Records from a collection:
* * * * *

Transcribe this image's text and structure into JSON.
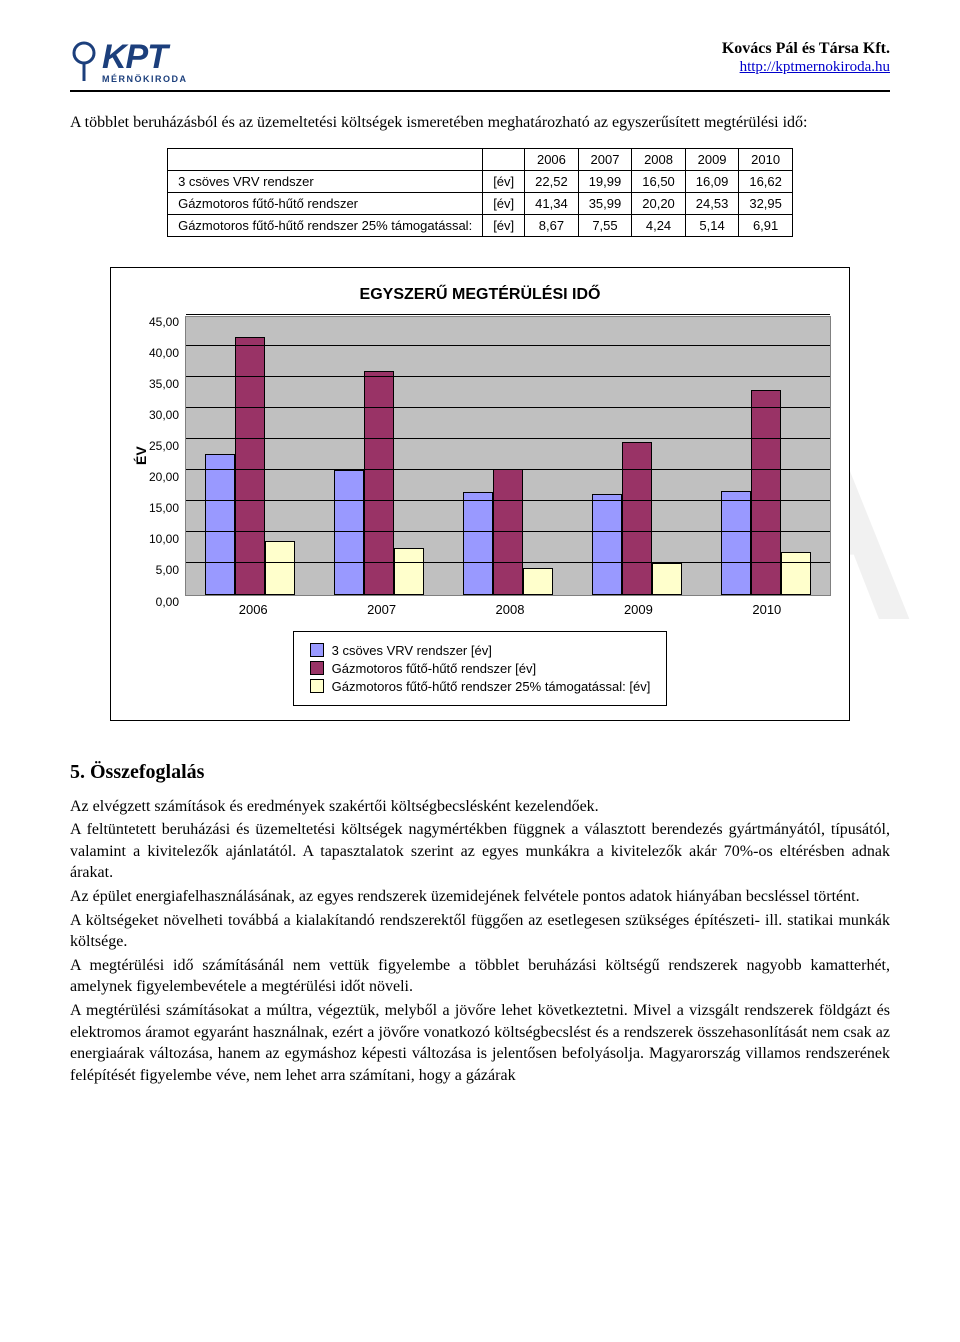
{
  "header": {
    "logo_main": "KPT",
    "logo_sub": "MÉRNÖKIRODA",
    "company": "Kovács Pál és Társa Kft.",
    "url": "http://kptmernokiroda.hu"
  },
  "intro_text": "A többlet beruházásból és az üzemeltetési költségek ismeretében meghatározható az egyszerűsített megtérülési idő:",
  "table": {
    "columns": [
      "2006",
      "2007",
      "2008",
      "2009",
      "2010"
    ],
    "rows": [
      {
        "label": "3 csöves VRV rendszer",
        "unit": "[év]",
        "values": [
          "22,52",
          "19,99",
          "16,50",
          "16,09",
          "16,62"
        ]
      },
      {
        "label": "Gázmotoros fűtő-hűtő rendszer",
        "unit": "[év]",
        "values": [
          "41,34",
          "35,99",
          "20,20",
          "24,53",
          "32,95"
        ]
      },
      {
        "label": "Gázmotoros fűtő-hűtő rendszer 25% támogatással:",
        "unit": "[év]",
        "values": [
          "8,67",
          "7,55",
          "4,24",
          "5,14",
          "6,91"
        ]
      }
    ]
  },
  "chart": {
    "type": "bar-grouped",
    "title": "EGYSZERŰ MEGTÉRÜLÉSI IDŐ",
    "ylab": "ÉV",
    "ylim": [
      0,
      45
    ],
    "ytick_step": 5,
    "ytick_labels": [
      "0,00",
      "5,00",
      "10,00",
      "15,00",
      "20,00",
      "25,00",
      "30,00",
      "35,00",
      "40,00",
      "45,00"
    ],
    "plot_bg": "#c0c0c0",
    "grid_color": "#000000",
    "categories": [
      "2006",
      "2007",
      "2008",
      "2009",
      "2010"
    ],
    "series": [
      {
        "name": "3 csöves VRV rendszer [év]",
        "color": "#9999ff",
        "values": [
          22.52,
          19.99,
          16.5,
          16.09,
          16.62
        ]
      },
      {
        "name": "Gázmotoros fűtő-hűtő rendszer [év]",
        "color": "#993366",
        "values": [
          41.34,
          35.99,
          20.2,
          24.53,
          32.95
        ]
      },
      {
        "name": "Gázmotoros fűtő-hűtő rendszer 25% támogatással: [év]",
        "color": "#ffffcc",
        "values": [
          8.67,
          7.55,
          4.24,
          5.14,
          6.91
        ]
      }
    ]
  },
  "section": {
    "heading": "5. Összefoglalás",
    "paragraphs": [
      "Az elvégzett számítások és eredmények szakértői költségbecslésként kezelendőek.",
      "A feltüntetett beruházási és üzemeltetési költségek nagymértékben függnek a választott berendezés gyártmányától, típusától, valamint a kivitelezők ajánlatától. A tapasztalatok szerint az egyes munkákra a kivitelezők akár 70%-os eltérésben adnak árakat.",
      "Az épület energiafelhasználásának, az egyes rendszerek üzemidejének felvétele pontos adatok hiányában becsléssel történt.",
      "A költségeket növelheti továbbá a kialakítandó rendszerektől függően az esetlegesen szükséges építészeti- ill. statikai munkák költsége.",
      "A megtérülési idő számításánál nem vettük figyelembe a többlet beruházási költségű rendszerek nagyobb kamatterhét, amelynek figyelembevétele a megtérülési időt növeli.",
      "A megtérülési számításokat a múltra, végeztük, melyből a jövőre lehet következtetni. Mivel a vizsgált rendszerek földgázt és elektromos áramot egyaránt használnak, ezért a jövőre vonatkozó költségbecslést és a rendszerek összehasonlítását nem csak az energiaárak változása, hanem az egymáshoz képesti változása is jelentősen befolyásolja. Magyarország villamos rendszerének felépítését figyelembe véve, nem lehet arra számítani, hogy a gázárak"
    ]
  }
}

* * * * *

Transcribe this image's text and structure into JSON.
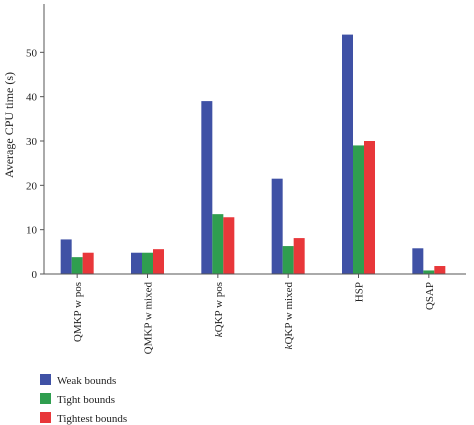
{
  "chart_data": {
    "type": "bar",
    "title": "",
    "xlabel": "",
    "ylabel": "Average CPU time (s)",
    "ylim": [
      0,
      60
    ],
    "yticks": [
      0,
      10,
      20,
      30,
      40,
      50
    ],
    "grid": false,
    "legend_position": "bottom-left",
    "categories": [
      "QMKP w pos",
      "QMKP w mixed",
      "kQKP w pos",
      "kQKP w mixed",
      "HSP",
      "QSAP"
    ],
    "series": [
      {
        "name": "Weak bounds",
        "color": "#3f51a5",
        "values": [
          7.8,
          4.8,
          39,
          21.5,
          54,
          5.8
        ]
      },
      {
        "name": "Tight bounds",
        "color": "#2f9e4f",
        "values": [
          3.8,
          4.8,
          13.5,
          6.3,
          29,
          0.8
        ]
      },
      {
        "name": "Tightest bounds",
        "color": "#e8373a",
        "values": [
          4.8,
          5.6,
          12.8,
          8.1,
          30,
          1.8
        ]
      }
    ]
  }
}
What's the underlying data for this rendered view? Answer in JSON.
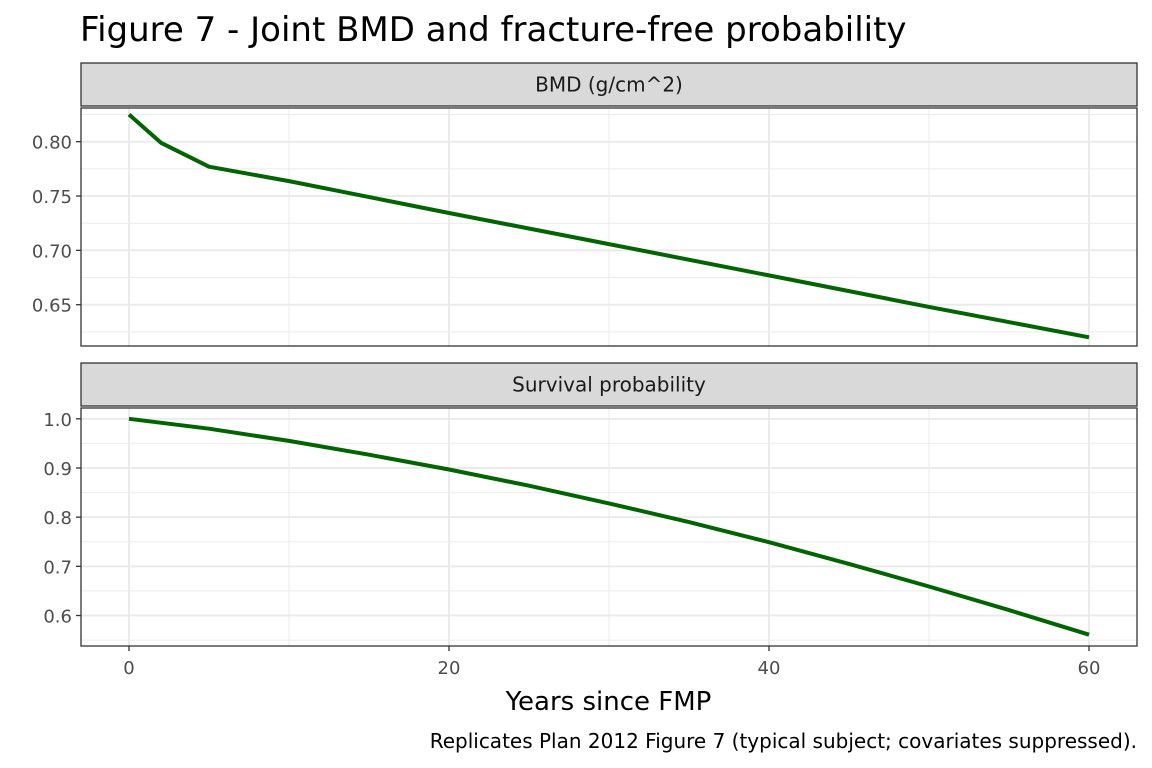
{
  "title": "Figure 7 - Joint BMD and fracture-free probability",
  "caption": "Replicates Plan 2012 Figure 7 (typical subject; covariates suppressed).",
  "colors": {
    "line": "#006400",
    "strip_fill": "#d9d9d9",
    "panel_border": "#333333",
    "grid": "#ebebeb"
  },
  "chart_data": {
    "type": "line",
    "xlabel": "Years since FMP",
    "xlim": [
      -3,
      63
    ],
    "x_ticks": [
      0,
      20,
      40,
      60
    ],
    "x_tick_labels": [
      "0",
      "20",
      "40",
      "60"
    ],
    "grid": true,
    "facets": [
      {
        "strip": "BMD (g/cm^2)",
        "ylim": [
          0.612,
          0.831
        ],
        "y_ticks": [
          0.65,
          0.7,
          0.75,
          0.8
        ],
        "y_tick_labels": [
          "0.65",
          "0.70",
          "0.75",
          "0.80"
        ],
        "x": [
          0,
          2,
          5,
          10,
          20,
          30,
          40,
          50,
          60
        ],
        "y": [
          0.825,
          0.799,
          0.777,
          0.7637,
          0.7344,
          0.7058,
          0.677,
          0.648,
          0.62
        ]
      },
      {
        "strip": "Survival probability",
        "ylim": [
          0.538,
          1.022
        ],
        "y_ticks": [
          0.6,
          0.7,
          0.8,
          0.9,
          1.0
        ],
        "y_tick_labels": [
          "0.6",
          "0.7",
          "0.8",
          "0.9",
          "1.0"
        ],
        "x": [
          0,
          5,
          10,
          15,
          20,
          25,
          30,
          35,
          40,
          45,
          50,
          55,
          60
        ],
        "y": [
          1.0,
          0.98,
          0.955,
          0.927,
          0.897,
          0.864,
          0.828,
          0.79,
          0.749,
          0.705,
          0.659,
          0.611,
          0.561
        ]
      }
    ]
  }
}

* * * * *

■ Task statement: Go through the entries above and pull out each line with "többlet" in it.

■ Solution for this exercise:
  "intro_text": "A többlet beruházásból és az üzemeltetési költségek ismeretében meghatározható az egyszerűsített megtérülési idő:",
      "A megtérülési idő számításánál nem vettük figyelembe a többlet beruházási költségű rendszerek nagyobb kamatterhét, amelynek figyelembevétele a megtérülési időt növeli.",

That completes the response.